§ EXTRAIT RETENU
::::

Pour l’heure, les deux parties semblent devoir se rencontrer au tribunal plutôt qu’à la table des négociations. LVMH a menacé d’engager une action reconventionnelle. Son communiqué signalait un nouveau motif de retrait : les ventes de Tiffany au premier semestre étaient jugées « décevantes ». Le joaillier a rétorqué qu’elles étaient meilleures que prévu et conformes, étant donné la crise de la Covid-19.

Même s’il est vrai que Tiffany a obtenu de mauvais résultats au cours de la pandémie, il y a là une occasion d’assainir la maison, et non d’annuler la vente. Il s’agit bien de la marque que les dirigeants encensaient sans relâche en novembre.

La situation est risquée pour les deux parties. Un journaliste a écrit que, si l’accord échouait, LVMH – qui a racheté plus de 70 marques en 40 ans – pourrait voir sa réputation de négociateur « en prendre un coup ». Les prochaines sociétés concernées pourraient y réfléchir à deux fois lorsqu’elles verront arriver Bernard Arnault.

Tiffany a prétendu qu’elle était déjà sur ses gardes. « Tiffany connaissait la réputation de Bernard Arnault et son approche impitoyable des acquisitions, est-il indiqué dans la plainte. Ses “états de service”sont décrits ainsi : “évincer les fondateurs, diviser des familles ou séparer des partenaires professionnels”. »

Ce qui pose une question : si les administrateurs pensaient vraiment cela, pourquoi voulaient-ils que le groupe rachète leur société, à l’époque ou maintenant ?

Et pourtant, de façon assez étonnante, Tiffany souhaite toujours voir l’accord se concrétiser et vient de demander au tribunal d’obliger LVMH à appliquer ses conditions. Elle pourrait bien obtenir gain de cause. « Les juges du Delaware ont rarement autorisé un acheteur à se libérer d’un accord conclu », a indiqué le Financial Times.

Dans le cas contraire, Tiffany a demandé des dommages-intérêts. Cette issue pourrait d’ailleurs être bien plus favorable.

En premier lieu, personne ne sait vraiment ce que LVMH a prévu pour son nouveau bijou. Bernard Arnault a affirmé qu’il souhaitait rendre Tiffany « un peu plus française », ce qui pourrait laisser entendre qu’elle serait un peu plus exclusive.

::::

§ CONTENU DES DONNÉES
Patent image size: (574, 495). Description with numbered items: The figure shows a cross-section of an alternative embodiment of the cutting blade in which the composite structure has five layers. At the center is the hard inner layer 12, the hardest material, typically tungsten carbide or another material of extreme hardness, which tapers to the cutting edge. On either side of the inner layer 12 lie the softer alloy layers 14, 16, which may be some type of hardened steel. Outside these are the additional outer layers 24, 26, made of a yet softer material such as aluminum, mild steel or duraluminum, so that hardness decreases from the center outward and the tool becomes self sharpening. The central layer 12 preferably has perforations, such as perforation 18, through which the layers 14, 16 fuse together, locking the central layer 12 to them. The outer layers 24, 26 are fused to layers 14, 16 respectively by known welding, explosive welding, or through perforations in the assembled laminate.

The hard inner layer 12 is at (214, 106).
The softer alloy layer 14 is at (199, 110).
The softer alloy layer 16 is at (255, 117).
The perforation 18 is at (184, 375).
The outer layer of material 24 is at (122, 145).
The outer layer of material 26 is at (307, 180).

::::

§ TRAVAIL DEMANDÉ
[1] D'après le texte sur le différend entre LVMH et Tiffany, combien de marques LVMH a-t-il rachetées en 40 ans ?
[2] Recopiez le texte sur le différend entre LVMH et Tiffany depuis « Et pourtant, de » jusqu'à « bien plus favorable. » inclus, en renommant « Financial Times » en « Wall Street Journal ».
[3] Poursuivez le texte sur le différend entre LVMH et Tiffany à la suite de sa dernière phrase.
Les enregistrements sont sans rapport avec le texte sur le différend entre LVMH et Tiffany.

§ RÉPONSES ATTENDUES
[1] Plus de 70 marques.

[2]
Et pourtant, de façon assez étonnante, Tiffany souhaite toujours voir l’accord se concrétiser et vient de demander au tribunal d’obliger LVMH à appliquer ses conditions. Elle pourrait bien obtenir gain de cause. « Les juges du Delaware ont rarement autorisé un acheteur à se libérer d’un accord conclu », a indiqué le Wall Street Journal.

Dans le cas contraire, Tiffany a demandé des dommages-intérêts. Cette issue pourrait d’ailleurs être bien plus favorable.

[3]
Mais l’on s’écarterait du modèle de Tiffany. Appliquer « un modèle de marque de luxe européenne comme Louis Vuitton ou Christian Dior pourrait se révéler être une énorme erreur » pour Tiffany, a écrit Pam Danziger, dans Forbes. « Cela viendrait gommer l’histoire américaine et les valeurs uniques que Tiffany défend. »

Une fois l’acquisition réalisée, Jean-Jacques Guiony a déclaré à des analystes qu’il ne prévoyait aucun changement dans la stratégie ou la direction de Tiffany mais que LVMH apporterait « du temps et des capitaux ».

Cette déclaration a provoqué une réaction de la part d’un lecteur du JCK :

« J’ai travaillé pour une société LVMH et ce n’est pas ce que j’y ai vu. Ils n’ont pas investi dans la société. Nous étions livrés à nous-mêmes pour obtenir des capitaux. Ils ont agi comme une véritable société d’investissement. Nous étions seuls. C’est un environnement difficile. Si vous empruntiez dans la tirelire LVMH, cela avait un coût sur vos résultats financiers. »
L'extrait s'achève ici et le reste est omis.